» Brief 1
Transcribe the passage of the forum thread about riding hats for hunting, starting at "## Starbucks (11" and ending at "own of course.".

BEGIN Excerpted passage

I wear a velvet John Whitaker for AHing as it's navy and goes with my tweed last year I wore a Jockey Skull with brown velvet though. And full season I have a black CO showjumper as have a black jacket. I prefer the look off these to a skull and thought the peaks were alot better at absorbing the energy now?? Fell of three times last season and was prop the type off fall but head hurt more in the jockey skull and had a lot more off a whiplash feel, i somersaulted in my showjumper and alltho I broke my collar bone, my head felt fine and I did have marks on the hat, same applied wen I rode into a branch head first! The peak also helps keep the rain off a bit!


----------



## chancing (11 October 2011)

im still umming and aaahing whether to go for a peak or not now then!!


----------



## LizzieJ (11 October 2011)

If you're only intending on having one hat you won't be able to go cross country in a peaked hat


----------



## chancing (11 October 2011)

i wont be going xc for a while on chance liz although she did jump today was going to have 2


----------



## Ella19 (11 October 2011)

The way I look at it is hunting esp drag hunting is very like xc. Now if competing xc you would only be allowed a skull and with good reason, so bar tradition why would you wear something different to hunt in?!


----------



## Starbucks (11 October 2011)

Skull cap for me.

On one of my first days hunting, I was about 7 and on the lead rein.  We were pottering back down a track to go home and a horse bolted past us.. it slipped and fell on the road at the bottom.  The lady was wearing a patey, it came off and she died. 

I just think if you are going to die riding a horse, hunting must be pretty high risk as things go, and falling on the road quite likely.  I'm happy not to wear any hat in the school, but want to be as protected as poss hunting! Each to their own of course.


----------



## dominobrown (11 October 2011)

I always wear my champion velvet hat (with flesh coloured harness), they are smart, suitable for showing and show jumping etc and are safe. They are up to safety standards.

I have an old book about hunting turnout and apprantly only hunt staff, farmers and land owners should wear hunting caps (pateys), everyone else shouldn't wear anything, though most hunts don't mind people wearing hunting caps for safety these days (40/50 years ago!). 
Suppose a patey is better than nothing!


----------



## PorkChop (12 October 2011)

I used to wear a Showjumper with flesh harness, but this year have decided to wear my HS1, haven't hunted for a few years.  To be honest I worry more about slipping on roads than falling off when jumping.


----------

END Excerpted passage

» Brief 2
Restate word for word the rows below, starting at the first row and ending at the row that contains "The hitch 18 is at (740, 613).".

BEGIN Materials provided

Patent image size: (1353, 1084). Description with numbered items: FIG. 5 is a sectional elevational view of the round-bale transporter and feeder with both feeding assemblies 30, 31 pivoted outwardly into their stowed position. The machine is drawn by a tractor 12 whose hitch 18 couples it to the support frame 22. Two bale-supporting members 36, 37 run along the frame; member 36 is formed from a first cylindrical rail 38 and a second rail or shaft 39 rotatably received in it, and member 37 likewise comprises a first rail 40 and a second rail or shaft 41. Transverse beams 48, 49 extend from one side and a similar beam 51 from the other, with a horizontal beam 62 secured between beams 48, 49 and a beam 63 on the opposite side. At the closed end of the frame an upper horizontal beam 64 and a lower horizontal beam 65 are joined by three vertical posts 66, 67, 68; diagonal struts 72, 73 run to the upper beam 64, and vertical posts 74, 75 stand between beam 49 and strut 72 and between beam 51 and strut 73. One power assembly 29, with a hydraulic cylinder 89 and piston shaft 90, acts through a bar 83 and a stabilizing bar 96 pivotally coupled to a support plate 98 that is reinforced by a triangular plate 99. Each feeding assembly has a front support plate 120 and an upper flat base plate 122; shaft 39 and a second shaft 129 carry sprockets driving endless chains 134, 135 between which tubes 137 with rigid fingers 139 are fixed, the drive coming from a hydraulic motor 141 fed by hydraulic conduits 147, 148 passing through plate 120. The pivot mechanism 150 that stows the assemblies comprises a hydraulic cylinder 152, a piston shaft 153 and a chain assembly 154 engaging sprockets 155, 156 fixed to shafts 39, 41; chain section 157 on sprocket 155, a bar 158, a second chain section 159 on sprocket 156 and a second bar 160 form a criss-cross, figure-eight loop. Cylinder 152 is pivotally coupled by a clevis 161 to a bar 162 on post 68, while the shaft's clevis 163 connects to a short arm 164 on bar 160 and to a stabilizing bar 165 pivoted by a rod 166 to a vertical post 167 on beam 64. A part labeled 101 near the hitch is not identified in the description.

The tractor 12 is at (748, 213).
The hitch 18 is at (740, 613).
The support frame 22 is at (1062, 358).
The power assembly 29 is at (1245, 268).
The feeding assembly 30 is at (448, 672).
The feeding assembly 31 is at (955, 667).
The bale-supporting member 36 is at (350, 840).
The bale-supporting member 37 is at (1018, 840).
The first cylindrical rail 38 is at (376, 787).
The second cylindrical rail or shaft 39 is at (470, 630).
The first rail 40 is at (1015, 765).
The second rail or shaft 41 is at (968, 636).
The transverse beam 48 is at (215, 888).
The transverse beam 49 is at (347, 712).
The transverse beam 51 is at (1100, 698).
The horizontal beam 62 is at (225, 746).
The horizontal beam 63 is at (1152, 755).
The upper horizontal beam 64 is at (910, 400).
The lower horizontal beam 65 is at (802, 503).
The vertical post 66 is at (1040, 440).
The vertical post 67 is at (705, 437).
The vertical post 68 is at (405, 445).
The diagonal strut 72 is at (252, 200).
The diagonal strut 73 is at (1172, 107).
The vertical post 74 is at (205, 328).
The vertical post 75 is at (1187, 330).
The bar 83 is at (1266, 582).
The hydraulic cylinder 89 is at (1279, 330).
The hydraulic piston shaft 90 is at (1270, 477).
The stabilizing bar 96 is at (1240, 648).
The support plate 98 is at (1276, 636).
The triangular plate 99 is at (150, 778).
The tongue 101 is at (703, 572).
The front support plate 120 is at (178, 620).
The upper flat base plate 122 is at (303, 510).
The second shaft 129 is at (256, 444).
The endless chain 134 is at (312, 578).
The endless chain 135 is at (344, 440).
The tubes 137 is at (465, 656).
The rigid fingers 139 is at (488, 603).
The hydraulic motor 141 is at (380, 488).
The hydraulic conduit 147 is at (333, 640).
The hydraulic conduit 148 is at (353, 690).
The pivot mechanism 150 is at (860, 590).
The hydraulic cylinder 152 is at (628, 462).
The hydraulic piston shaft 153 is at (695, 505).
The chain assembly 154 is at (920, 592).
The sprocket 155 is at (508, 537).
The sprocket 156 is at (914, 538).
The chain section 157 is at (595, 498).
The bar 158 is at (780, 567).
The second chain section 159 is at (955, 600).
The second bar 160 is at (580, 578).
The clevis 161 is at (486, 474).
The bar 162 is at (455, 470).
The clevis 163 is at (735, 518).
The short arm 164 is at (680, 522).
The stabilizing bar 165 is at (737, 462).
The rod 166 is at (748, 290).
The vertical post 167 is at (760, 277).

END Materials provided

» Full output 1
## Starbucks (11 October 2011)

Skull cap for me.

On one of my first days hunting, I was about 7 and on the lead rein.  We were pottering back down a track to go home and a horse bolted past us.. it slipped and fell on the road at the bottom.  The lady was wearing a patey, it came off and she died. 

I just think if you are going to die riding a horse, hunting must be pretty high risk as things go, and falling on the road quite likely.  I'm happy not to wear any hat in the school, but want to be as protected as poss hunting! Each to their own of course.

» Full output 2
Patent image size: (1353, 1084). Description with numbered items: FIG. 5 is a sectional elevational view of the round-bale transporter and feeder with both feeding assemblies 30, 31 pivoted outwardly into their stowed position. The machine is drawn by a tractor 12 whose hitch 18 couples it to the support frame 22. Two bale-supporting members 36, 37 run along the frame; member 36 is formed from a first cylindrical rail 38 and a second rail or shaft 39 rotatably received in it, and member 37 likewise comprises a first rail 40 and a second rail or shaft 41. Transverse beams 48, 49 extend from one side and a similar beam 51 from the other, with a horizontal beam 62 secured between beams 48, 49 and a beam 63 on the opposite side. At the closed end of the frame an upper horizontal beam 64 and a lower horizontal beam 65 are joined by three vertical posts 66, 67, 68; diagonal struts 72, 73 run to the upper beam 64, and vertical posts 74, 75 stand between beam 49 and strut 72 and between beam 51 and strut 73. One power assembly 29, with a hydraulic cylinder 89 and piston shaft 90, acts through a bar 83 and a stabilizing bar 96 pivotally coupled to a support plate 98 that is reinforced by a triangular plate 99. Each feeding assembly has a front support plate 120 and an upper flat base plate 122; shaft 39 and a second shaft 129 carry sprockets driving endless chains 134, 135 between which tubes 137 with rigid fingers 139 are fixed, the drive coming from a hydraulic motor 141 fed by hydraulic conduits 147, 148 passing through plate 120. The pivot mechanism 150 that stows the assemblies comprises a hydraulic cylinder 152, a piston shaft 153 and a chain assembly 154 engaging sprockets 155, 156 fixed to shafts 39, 41; chain section 157 on sprocket 155, a bar 158, a second chain section 159 on sprocket 156 and a second bar 160 form a criss-cross, figure-eight loop. Cylinder 152 is pivotally coupled by a clevis 161 to a bar 162 on post 68, while the shaft's clevis 163 connects to a short arm 164 on bar 160 and to a stabilizing bar 165 pivoted by a rod 166 to a vertical post 167 on beam 64. A part labeled 101 near the hitch is not identified in the description.

The tractor 12 is at (748, 213).
The hitch 18 is at (740, 613).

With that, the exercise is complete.